Data records
--

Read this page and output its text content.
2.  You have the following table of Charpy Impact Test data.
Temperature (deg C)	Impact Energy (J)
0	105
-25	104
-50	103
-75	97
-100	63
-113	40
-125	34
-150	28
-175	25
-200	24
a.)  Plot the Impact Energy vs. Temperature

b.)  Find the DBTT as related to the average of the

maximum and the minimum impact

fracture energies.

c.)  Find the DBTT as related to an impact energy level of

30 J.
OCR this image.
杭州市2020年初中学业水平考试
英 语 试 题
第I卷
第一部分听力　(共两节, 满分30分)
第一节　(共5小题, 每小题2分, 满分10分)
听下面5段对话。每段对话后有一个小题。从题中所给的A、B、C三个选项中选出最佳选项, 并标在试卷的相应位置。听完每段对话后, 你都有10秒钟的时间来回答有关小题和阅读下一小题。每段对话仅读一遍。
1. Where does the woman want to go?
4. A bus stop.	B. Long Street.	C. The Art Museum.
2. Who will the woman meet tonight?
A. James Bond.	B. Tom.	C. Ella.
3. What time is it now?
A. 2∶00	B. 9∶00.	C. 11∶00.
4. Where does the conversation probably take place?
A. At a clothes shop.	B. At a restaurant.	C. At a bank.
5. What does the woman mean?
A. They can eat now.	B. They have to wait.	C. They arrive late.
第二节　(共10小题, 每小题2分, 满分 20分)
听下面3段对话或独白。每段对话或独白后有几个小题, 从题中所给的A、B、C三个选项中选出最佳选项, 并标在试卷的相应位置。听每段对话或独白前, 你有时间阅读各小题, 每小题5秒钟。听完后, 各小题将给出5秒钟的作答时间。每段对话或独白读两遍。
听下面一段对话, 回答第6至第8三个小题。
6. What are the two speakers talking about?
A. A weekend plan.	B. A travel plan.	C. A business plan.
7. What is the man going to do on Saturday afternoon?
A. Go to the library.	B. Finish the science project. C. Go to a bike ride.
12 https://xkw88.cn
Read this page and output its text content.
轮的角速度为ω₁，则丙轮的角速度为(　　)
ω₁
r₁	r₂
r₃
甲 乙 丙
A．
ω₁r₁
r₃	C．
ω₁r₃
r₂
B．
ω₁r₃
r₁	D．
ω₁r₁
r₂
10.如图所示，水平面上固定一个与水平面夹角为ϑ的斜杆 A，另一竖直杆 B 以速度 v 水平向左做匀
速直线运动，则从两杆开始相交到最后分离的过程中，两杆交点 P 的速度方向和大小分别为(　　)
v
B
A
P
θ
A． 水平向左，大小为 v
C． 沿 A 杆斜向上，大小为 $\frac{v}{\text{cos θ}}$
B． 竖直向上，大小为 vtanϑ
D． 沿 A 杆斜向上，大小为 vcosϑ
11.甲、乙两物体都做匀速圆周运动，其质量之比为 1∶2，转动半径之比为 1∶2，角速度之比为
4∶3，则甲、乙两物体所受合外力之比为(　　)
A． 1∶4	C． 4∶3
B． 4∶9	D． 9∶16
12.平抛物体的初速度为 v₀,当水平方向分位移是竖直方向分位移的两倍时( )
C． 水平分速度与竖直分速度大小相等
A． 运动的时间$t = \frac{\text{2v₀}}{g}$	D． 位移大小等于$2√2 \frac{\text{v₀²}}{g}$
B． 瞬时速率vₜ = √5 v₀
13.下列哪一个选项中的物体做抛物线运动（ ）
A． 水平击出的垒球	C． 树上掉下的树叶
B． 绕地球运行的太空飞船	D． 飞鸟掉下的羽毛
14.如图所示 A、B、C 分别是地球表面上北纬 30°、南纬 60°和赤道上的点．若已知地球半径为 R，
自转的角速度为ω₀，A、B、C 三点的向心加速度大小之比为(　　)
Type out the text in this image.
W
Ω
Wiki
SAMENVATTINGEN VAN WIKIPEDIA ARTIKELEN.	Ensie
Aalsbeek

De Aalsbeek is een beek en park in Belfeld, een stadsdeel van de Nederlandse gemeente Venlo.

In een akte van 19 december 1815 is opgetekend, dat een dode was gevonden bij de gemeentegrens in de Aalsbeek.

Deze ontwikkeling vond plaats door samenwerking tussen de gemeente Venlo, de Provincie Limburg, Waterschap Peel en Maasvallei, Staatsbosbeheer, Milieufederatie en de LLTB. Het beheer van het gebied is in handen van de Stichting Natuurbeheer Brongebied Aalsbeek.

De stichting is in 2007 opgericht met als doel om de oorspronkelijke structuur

--

Print all of the entries exactly as they appear.

=== Correct response ===
Read this page and output its text content.
2.  You have the following table of Charpy Impact Test data.
Temperature (deg C)	Impact Energy (J)
0	105
-25	104
-50	103
-75	97
-100	63
-113	40
-125	34
-150	28
-175	25
-200	24
a.)  Plot the Impact Energy vs. Temperature

b.)  Find the DBTT as related to the average of the

maximum and the minimum impact

fracture energies.

c.)  Find the DBTT as related to an impact energy level of

30 J.
OCR this image.
杭州市2020年初中学业水平考试
英 语 试 题
第I卷
第一部分听力　(共两节, 满分30分)
第一节　(共5小题, 每小题2分, 满分10分)
听下面5段对话。每段对话后有一个小题。从题中所给的A、B、C三个选项中选出最佳选项, 并标在试卷的相应位置。听完每段对话后, 你都有10秒钟的时间来回答有关小题和阅读下一小题。每段对话仅读一遍。
1. Where does the woman want to go?
4. A bus stop.	B. Long Street.	C. The Art Museum.
2. Who will the woman meet tonight?
A. James Bond.	B. Tom.	C. Ella.
3. What time is it now?
A. 2∶00	B. 9∶00.	C. 11∶00.
4. Where does the conversation probably take place?
A. At a clothes shop.	B. At a restaurant.	C. At a bank.
5. What does the woman mean?
A. They can eat now.	B. They have to wait.	C. They arrive late.
第二节　(共10小题, 每小题2分, 满分 20分)
听下面3段对话或独白。每段对话或独白后有几个小题, 从题中所给的A、B、C三个选项中选出最佳选项, 并标在试卷的相应位置。听每段对话或独白前, 你有时间阅读各小题, 每小题5秒钟。听完后, 各小题将给出5秒钟的作答时间。每段对话或独白读两遍。
听下面一段对话, 回答第6至第8三个小题。
6. What are the two speakers talking about?
A. A weekend plan.	B. A travel plan.	C. A business plan.
7. What is the man going to do on Saturday afternoon?
A. Go to the library.	B. Finish the science project. C. Go to a bike ride.
12 https://xkw88.cn
Read this page and output its text content.
轮的角速度为ω₁，则丙轮的角速度为(　　)
ω₁
r₁	r₂
r₃
甲 乙 丙
A．
ω₁r₁
r₃	C．
ω₁r₃
r₂
B．
ω₁r₃
r₁	D．
ω₁r₁
r₂
10.如图所示，水平面上固定一个与水平面夹角为ϑ的斜杆 A，另一竖直杆 B 以速度 v 水平向左做匀
速直线运动，则从两杆开始相交到最后分离的过程中，两杆交点 P 的速度方向和大小分别为(　　)
v
B
A
P
θ
A． 水平向左，大小为 v
C． 沿 A 杆斜向上，大小为 $\frac{v}{\text{cos θ}}$
B． 竖直向上，大小为 vtanϑ
D． 沿 A 杆斜向上，大小为 vcosϑ
11.甲、乙两物体都做匀速圆周运动，其质量之比为 1∶2，转动半径之比为 1∶2，角速度之比为
4∶3，则甲、乙两物体所受合外力之比为(　　)
A． 1∶4	C． 4∶3
B． 4∶9	D． 9∶16
12.平抛物体的初速度为 v₀,当水平方向分位移是竖直方向分位移的两倍时( )
C． 水平分速度与竖直分速度大小相等
A． 运动的时间$t = \frac{\text{2v₀}}{g}$	D． 位移大小等于$2√2 \frac{\text{v₀²}}{g}$
B． 瞬时速率vₜ = √5 v₀
13.下列哪一个选项中的物体做抛物线运动（ ）
A． 水平击出的垒球	C． 树上掉下的树叶
B． 绕地球运行的太空飞船	D． 飞鸟掉下的羽毛
14.如图所示 A、B、C 分别是地球表面上北纬 30°、南纬 60°和赤道上的点．若已知地球半径为 R，
自转的角速度为ω₀，A、B、C 三点的向心加速度大小之比为(　　)
Type out the text in this image.
W
Ω
Wiki
SAMENVATTINGEN VAN WIKIPEDIA ARTIKELEN.	Ensie
Aalsbeek

De Aalsbeek is een beek en park in Belfeld, een stadsdeel van de Nederlandse gemeente Venlo.

In een akte van 19 december 1815 is opgetekend, dat een dode was gevonden bij de gemeentegrens in de Aalsbeek.

Deze ontwikkeling vond plaats door samenwerking tussen de gemeente Venlo, de Provincie Limburg, Waterschap Peel en Maasvallei, Staatsbosbeheer, Milieufederatie en de LLTB. Het beheer van het gebied is in handen van de Stichting Natuurbeheer Brongebied Aalsbeek.

De stichting is in 2007 opgericht met als doel om de oorspronkelijke structuur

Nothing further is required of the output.